==== Dataset rows ====
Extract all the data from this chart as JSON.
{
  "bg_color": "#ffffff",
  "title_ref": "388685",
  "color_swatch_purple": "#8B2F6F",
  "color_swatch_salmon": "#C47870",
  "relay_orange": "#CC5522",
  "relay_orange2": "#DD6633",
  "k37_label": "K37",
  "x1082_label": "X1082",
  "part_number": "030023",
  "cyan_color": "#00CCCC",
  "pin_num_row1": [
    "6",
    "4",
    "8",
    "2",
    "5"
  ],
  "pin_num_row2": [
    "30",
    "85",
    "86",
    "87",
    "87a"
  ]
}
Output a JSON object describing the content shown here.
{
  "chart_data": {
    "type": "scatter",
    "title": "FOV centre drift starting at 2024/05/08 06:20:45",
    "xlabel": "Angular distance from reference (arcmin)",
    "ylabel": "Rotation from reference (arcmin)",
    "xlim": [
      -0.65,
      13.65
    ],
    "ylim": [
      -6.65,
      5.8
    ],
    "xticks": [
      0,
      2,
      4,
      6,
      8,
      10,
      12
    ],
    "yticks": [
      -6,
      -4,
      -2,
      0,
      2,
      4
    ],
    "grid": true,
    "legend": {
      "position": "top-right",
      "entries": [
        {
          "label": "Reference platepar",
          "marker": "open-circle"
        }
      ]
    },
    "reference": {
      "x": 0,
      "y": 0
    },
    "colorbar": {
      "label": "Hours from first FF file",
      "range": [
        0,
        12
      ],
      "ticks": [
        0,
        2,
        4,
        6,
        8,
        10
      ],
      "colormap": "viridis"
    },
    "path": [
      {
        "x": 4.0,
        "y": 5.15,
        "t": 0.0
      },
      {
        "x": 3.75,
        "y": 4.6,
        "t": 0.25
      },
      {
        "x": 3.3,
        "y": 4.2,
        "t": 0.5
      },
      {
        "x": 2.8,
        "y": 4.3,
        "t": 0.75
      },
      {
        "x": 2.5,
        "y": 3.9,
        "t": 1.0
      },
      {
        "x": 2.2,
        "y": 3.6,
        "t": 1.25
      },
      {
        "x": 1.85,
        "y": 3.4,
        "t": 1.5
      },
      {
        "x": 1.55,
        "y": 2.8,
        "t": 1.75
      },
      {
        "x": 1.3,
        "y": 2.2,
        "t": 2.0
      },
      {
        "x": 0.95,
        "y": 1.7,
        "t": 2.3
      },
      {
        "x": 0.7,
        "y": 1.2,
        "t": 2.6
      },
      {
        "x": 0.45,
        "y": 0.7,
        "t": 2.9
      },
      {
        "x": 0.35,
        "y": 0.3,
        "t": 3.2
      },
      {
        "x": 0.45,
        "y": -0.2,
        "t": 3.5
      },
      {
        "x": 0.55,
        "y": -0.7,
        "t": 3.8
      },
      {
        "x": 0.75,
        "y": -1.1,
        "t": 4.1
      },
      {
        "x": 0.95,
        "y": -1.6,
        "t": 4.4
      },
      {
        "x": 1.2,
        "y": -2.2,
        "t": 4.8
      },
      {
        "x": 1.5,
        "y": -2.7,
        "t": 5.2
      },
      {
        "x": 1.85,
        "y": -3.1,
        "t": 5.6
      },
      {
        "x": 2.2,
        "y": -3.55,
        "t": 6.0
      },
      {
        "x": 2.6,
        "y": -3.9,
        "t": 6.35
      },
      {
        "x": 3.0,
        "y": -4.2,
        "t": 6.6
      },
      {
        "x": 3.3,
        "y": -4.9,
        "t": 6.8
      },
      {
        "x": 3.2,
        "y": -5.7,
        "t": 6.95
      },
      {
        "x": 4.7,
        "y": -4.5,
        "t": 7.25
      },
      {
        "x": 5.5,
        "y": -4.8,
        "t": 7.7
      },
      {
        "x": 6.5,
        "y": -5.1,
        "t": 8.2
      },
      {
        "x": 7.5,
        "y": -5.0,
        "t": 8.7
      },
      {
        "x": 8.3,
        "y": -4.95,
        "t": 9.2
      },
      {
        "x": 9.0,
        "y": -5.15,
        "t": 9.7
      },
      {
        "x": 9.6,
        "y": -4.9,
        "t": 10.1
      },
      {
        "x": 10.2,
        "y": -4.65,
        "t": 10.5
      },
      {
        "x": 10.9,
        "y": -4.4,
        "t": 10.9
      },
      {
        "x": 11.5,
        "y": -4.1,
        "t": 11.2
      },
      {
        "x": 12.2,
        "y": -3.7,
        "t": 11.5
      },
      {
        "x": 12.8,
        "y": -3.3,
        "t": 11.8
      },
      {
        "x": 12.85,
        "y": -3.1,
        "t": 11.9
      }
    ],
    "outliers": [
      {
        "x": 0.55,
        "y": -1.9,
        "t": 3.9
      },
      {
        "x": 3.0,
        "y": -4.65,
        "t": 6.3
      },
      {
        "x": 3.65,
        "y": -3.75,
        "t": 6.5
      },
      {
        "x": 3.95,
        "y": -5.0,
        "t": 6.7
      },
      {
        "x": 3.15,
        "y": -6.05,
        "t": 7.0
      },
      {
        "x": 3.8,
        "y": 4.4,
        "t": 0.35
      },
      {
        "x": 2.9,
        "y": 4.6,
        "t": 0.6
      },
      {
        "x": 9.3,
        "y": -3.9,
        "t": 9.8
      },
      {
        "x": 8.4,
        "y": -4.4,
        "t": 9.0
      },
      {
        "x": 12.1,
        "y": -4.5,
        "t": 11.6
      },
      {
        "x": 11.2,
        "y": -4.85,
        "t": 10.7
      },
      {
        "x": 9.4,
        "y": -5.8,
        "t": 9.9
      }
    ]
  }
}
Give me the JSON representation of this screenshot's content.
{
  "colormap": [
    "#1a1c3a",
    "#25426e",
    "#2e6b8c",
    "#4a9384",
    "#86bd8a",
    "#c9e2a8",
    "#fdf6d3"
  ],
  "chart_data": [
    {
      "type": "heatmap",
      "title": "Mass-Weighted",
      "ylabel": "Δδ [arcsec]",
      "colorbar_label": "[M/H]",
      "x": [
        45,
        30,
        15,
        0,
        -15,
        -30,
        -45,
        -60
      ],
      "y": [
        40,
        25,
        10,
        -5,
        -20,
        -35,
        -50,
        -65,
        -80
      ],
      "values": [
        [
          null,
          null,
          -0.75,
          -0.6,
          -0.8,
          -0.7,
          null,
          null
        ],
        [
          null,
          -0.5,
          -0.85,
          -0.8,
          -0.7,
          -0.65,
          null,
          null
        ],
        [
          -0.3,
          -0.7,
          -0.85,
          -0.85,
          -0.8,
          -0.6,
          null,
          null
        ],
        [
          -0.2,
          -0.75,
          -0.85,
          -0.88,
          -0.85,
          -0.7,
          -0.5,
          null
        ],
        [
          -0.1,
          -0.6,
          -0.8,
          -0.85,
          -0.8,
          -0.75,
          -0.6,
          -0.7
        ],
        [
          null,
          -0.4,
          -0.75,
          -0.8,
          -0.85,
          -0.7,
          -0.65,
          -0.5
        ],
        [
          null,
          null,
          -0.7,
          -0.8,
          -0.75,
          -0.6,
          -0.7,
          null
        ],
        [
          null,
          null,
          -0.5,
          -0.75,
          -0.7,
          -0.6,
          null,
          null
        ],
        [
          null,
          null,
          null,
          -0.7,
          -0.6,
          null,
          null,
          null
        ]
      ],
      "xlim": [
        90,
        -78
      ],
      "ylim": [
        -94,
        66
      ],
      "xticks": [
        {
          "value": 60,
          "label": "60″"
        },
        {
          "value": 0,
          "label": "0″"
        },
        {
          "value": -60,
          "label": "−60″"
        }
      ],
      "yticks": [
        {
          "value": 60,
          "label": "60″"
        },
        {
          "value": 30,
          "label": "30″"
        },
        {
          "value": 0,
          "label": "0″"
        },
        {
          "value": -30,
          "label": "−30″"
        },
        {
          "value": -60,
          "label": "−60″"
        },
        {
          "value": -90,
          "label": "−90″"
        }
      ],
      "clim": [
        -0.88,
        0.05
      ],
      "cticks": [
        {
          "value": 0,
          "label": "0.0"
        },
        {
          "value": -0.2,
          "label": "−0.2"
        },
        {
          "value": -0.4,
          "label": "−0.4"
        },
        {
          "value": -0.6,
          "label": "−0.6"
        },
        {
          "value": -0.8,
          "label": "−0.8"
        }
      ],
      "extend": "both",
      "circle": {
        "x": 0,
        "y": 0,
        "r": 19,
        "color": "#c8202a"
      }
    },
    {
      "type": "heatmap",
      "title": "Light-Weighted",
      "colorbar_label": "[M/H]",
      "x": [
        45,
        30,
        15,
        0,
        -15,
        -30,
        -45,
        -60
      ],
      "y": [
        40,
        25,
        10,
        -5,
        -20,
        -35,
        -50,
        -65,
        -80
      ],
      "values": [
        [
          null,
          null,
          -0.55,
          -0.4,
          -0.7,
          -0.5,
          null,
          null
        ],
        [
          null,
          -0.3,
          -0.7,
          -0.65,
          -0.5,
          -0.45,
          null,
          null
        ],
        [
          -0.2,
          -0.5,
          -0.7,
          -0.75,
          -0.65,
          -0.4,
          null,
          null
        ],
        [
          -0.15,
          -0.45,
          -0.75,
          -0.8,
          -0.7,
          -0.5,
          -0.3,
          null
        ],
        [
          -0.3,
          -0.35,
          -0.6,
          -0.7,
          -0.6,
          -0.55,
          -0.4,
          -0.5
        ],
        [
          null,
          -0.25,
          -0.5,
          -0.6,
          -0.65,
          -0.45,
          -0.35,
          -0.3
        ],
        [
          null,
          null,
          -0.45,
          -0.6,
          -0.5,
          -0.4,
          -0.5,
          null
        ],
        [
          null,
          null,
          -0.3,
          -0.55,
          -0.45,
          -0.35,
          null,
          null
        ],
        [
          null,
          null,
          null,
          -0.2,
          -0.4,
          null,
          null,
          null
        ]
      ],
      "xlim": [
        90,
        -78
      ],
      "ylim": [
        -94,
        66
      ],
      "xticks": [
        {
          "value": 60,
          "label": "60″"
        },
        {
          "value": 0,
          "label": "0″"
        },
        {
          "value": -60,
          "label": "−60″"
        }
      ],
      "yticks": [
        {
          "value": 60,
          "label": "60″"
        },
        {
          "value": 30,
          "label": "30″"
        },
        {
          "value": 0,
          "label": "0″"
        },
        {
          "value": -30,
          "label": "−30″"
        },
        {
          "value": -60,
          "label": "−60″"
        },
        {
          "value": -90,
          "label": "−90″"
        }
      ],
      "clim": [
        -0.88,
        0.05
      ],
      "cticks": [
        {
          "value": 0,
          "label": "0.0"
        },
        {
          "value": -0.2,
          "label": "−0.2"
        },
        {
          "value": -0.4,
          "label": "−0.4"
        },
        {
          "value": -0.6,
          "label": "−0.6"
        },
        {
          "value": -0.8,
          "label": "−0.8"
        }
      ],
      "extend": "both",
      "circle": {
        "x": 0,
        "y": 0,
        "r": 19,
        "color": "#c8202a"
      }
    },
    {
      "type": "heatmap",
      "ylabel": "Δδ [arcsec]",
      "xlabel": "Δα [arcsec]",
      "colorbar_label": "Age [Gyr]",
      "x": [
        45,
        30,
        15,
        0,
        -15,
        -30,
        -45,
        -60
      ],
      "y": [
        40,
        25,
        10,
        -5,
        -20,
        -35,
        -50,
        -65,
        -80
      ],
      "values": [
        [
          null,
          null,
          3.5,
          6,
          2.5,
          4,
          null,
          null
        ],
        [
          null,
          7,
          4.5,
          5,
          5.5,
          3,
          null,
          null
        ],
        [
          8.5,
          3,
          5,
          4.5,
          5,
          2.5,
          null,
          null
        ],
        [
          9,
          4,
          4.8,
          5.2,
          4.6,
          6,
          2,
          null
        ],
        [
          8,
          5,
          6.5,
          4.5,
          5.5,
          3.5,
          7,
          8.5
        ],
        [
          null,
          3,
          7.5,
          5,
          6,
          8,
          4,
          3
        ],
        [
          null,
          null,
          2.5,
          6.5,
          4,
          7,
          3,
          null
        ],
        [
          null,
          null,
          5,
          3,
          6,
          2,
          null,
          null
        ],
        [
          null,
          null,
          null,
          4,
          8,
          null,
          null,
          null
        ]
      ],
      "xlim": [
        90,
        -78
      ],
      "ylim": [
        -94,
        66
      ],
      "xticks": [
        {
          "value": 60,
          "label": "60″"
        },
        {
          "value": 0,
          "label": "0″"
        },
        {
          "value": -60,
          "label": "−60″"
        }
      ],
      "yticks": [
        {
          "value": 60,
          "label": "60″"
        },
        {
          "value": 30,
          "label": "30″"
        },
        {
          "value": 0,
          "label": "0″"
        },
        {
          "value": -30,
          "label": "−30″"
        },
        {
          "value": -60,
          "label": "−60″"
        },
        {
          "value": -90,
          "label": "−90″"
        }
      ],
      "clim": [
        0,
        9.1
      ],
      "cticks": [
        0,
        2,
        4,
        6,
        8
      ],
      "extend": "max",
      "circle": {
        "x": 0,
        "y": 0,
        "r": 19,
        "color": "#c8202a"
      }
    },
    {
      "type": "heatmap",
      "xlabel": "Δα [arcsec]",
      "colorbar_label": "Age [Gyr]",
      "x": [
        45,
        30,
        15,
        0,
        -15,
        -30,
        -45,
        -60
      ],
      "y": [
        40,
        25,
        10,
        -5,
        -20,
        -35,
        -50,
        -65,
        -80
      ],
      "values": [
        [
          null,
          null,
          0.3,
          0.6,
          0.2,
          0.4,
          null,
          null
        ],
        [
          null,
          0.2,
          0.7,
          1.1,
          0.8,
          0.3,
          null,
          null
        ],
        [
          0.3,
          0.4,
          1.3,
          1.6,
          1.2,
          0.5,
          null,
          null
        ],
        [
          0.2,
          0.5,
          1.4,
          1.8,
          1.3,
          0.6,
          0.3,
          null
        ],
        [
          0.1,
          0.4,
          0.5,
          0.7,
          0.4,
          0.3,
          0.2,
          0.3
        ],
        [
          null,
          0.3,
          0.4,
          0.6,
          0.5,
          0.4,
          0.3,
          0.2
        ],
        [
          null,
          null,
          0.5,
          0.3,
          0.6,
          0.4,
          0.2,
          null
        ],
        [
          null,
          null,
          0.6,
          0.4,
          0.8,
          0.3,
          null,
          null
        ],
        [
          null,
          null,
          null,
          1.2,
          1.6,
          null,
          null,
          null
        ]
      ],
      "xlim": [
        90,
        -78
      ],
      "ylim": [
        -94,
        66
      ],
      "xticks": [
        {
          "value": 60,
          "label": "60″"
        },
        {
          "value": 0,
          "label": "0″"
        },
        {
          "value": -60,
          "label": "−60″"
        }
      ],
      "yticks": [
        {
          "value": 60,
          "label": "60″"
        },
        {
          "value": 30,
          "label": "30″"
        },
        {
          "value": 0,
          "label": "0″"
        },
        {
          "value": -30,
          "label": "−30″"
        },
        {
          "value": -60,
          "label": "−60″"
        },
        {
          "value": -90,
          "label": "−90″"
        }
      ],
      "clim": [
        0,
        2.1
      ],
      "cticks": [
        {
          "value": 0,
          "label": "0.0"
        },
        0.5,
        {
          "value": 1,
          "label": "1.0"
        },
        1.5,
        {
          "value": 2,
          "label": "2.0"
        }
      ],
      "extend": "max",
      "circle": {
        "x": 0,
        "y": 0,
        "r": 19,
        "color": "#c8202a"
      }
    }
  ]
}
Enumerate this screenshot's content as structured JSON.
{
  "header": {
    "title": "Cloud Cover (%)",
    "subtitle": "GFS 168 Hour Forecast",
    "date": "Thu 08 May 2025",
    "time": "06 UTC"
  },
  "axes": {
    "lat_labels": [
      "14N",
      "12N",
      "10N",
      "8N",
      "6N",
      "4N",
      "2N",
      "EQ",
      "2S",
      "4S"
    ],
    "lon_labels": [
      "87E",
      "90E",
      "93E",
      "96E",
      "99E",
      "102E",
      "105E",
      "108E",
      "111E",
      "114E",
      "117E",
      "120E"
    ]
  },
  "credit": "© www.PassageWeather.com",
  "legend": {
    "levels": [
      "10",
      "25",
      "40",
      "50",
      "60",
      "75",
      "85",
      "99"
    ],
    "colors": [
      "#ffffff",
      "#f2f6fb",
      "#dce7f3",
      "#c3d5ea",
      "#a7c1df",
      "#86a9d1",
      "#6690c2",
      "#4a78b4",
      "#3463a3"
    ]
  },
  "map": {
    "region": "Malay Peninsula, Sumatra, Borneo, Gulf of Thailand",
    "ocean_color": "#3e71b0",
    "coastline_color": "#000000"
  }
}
====
**Task description:**
Report the number of lines in the listing where the string "content" appears, and nothing besides.

**Right answer:**
3